**Source records**

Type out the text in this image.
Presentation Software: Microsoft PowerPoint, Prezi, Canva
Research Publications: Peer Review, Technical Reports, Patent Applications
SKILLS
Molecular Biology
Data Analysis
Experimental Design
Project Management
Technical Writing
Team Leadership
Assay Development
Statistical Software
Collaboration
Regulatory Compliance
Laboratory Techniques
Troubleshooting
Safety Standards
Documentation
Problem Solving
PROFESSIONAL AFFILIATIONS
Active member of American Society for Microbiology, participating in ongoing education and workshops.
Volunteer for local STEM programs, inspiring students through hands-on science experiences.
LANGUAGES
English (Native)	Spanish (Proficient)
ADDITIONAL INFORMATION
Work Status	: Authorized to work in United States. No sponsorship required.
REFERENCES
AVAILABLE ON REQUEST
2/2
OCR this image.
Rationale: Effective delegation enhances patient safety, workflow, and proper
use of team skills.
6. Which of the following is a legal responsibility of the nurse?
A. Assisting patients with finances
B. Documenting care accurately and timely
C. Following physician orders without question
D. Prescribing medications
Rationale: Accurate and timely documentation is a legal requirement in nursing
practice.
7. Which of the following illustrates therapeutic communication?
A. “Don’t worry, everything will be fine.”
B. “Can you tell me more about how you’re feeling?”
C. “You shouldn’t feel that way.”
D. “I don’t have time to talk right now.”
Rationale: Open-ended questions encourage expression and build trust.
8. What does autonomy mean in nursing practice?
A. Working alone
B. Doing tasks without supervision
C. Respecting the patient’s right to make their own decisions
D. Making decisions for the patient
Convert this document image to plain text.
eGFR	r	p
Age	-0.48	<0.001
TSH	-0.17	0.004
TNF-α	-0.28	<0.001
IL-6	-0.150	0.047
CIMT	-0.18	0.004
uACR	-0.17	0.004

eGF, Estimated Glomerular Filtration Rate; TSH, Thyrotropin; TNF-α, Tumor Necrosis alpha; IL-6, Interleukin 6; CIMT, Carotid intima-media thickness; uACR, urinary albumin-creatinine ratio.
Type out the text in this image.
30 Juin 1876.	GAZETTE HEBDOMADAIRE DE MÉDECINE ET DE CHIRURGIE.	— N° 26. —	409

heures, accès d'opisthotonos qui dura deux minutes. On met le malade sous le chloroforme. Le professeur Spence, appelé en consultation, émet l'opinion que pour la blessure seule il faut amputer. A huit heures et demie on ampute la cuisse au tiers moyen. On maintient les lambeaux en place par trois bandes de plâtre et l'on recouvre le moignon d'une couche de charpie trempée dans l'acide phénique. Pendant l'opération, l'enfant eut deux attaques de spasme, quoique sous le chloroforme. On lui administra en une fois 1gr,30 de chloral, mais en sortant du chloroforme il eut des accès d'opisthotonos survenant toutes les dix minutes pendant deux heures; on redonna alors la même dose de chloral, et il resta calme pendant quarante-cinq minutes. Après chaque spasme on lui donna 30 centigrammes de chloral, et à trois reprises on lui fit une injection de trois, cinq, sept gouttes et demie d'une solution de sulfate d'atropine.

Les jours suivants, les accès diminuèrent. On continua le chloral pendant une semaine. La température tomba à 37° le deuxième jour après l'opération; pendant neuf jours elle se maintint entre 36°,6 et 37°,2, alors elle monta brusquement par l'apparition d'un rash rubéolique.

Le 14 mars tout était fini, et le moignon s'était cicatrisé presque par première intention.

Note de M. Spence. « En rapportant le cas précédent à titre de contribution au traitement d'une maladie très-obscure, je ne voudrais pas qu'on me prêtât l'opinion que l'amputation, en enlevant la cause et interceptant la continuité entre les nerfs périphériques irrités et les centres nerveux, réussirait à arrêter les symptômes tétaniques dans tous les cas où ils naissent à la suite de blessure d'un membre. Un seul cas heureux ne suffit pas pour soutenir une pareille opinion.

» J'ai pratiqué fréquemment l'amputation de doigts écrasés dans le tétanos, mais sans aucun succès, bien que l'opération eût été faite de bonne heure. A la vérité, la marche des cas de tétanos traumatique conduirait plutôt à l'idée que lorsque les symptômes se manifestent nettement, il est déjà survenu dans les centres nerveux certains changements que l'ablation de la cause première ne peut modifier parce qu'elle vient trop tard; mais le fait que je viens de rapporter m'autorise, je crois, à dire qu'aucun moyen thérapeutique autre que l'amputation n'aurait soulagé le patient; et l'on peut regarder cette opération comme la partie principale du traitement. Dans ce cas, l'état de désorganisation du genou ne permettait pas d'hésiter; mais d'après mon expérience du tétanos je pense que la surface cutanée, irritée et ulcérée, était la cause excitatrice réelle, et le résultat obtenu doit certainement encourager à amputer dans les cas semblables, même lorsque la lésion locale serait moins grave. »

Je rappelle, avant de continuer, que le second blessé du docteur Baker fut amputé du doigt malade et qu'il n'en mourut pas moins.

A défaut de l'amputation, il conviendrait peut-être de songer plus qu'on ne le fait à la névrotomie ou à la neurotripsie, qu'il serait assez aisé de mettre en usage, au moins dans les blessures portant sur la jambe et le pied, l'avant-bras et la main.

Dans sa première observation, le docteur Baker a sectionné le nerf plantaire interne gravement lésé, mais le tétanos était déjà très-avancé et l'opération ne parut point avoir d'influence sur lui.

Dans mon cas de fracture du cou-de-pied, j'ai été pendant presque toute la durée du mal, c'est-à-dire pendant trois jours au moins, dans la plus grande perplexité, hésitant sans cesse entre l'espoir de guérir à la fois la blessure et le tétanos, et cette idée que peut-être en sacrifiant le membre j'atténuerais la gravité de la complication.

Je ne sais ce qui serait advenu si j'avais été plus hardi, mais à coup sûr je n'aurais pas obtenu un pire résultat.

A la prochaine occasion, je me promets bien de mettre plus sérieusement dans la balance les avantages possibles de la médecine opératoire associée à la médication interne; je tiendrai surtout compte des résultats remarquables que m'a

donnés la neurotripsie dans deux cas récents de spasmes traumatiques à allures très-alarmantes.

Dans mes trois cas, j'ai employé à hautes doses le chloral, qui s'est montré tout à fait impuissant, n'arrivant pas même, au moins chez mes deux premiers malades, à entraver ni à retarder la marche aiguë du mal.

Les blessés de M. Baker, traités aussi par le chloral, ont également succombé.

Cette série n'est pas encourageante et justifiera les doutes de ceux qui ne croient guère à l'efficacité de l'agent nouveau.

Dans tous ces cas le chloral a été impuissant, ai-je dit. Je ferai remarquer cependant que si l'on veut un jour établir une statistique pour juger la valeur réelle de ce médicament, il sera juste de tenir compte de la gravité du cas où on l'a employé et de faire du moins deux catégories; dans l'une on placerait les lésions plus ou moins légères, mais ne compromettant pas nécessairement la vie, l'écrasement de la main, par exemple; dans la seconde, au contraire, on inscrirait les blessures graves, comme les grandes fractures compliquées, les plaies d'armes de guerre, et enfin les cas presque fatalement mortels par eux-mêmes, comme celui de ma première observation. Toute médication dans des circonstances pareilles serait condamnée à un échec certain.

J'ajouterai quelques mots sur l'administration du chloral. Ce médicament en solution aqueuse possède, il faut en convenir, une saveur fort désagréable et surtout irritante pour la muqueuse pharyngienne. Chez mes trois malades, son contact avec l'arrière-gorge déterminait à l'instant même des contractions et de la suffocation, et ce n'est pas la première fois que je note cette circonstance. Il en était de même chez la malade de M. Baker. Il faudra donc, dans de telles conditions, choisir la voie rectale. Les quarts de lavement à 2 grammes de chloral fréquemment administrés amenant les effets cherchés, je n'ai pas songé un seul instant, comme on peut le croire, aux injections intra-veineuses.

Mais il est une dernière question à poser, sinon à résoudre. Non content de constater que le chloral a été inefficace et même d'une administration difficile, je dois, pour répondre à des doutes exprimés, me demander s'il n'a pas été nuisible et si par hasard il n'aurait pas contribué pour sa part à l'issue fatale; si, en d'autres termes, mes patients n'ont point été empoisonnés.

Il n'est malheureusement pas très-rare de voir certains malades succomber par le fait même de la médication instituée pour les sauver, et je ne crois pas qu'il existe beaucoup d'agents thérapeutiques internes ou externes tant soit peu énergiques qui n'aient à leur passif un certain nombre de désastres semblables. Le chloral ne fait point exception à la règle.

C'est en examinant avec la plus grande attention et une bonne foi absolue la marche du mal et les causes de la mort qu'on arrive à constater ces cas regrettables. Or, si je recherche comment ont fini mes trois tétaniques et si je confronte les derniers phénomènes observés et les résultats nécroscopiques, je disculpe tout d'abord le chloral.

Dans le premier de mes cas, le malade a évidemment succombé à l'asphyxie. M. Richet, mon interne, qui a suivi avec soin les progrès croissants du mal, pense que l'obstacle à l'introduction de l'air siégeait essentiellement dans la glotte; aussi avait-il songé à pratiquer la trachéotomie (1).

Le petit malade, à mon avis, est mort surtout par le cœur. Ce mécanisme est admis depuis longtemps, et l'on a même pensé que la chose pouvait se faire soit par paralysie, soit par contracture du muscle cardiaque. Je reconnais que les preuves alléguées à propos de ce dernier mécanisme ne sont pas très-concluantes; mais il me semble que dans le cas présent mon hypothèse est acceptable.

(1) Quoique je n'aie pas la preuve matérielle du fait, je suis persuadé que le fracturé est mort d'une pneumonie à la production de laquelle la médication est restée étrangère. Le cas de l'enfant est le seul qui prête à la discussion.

**What to do**
Extract every line above that contains the word "legal".

**Solution to this exercise**
6. Which of the following is a legal responsibility of the nurse?
Rationale: Accurate and timely documentation is a legal requirement in nursing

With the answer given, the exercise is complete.